Set task:
Condense the paragraph beginning "First, the more I learned" in the text on unlearning below, and keep its main facts.

Text section:

◇ ◇ ◇ ◇

Unlearning - I would even call it Lifelong Unlearning - has been just as important as Learning, for two reasons. It’s not about freeing up disk space.
First, the more I learned through research, discussion, and reflection since leaving the Foreign Service, the more I realized I needed to discard certain assumptions and habits of thought that I had developed during my official career. Unlike many of my former colleagues, I had never been a “true believer”. More than most, I was skeptical of many of the aims and projects of American foreign policy throughout my time representing the United States abroad. I always worked effectively and honestly as a diplomat and carried out my mission faithfully. But as described in an earlier post on this Substack, I sought out assignments and roles that would minimize the cognitive dissonance and moral dilemmas posed by the disconnect between my thinking and Washington policy.
That said, upon leaving the Service, it took time to detect and evaluate my professional habits of thought and decide which to retain and which to discard, to examine the lenses that I had worn for three decades to understand how they had distorted my perceptions. Gradually I adjusted or abandoned more and more of the framework I had employed as a diplomat to analyze events and policies. The impulse was always to go further in revising my take on America and the world. To be more “revisionist” in my thinking.

◇ ◇ ◇ ◇

Dataset entries:

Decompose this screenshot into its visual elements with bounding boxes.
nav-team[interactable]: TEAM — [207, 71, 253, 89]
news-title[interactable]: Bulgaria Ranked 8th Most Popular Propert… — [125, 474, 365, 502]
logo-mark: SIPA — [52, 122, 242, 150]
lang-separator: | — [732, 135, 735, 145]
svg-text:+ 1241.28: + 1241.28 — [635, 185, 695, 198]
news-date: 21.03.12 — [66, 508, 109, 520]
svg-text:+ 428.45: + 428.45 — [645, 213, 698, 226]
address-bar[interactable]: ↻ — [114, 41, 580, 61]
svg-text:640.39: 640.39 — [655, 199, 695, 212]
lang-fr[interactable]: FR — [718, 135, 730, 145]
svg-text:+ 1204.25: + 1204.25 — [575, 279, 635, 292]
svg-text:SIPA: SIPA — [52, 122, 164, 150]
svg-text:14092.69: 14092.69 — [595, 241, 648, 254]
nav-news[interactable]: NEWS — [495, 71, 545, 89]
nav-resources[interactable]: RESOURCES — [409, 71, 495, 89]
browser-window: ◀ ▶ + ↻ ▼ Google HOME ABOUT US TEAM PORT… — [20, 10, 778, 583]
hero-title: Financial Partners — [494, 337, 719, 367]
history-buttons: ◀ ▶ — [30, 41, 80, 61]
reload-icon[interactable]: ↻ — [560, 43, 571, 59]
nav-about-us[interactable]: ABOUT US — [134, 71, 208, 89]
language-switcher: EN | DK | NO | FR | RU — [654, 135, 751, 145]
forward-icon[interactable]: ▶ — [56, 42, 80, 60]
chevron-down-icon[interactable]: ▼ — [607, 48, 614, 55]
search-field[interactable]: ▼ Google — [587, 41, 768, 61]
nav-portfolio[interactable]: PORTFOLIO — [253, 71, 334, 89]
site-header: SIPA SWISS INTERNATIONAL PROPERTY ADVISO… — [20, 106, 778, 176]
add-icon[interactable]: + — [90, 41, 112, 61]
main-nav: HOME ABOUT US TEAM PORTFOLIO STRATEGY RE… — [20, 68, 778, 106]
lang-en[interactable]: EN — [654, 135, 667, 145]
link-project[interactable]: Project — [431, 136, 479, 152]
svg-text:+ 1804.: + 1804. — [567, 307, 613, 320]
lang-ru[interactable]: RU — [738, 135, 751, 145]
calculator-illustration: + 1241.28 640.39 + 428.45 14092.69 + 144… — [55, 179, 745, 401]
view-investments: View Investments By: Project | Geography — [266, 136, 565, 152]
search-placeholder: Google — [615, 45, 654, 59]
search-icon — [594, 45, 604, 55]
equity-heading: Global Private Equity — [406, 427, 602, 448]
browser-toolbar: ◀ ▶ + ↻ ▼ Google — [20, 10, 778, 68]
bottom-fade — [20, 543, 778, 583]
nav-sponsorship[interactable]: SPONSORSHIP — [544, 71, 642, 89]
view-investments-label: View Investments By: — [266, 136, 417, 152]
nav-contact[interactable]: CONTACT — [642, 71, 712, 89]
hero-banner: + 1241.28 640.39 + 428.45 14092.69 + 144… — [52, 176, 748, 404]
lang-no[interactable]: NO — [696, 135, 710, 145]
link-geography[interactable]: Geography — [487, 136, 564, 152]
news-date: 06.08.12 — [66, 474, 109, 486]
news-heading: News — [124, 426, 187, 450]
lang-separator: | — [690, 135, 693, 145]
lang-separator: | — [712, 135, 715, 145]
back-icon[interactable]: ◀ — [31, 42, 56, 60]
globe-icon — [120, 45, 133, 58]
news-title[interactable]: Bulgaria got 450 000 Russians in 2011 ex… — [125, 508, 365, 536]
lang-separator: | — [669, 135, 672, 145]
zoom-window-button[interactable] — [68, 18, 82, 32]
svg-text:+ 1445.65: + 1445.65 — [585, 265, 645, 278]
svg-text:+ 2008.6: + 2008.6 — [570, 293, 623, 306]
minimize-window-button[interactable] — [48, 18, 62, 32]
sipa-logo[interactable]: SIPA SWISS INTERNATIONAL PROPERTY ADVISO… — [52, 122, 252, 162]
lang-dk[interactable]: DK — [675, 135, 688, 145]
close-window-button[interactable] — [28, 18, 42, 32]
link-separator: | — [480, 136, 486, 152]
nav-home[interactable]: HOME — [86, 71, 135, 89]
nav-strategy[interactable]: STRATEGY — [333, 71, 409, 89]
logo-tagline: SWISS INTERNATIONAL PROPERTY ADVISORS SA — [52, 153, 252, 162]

◇ ◇ ◇ ◇

Response to the task:
First, as I kept learning through research, discussion, and reflection after leaving the Foreign Service, I saw that I had to drop some assumptions and thinking habits formed during my official career. I had never been a "true believer." While representing the United States abroad, I was more skeptical than most of many aims and projects of American foreign policy. Still, I worked effectively and honestly as a diplomat and carried out my mission faithfully. I also sought assignments and roles that reduced the cognitive dissonance and moral dilemmas caused by the gap between my views and Washington policy.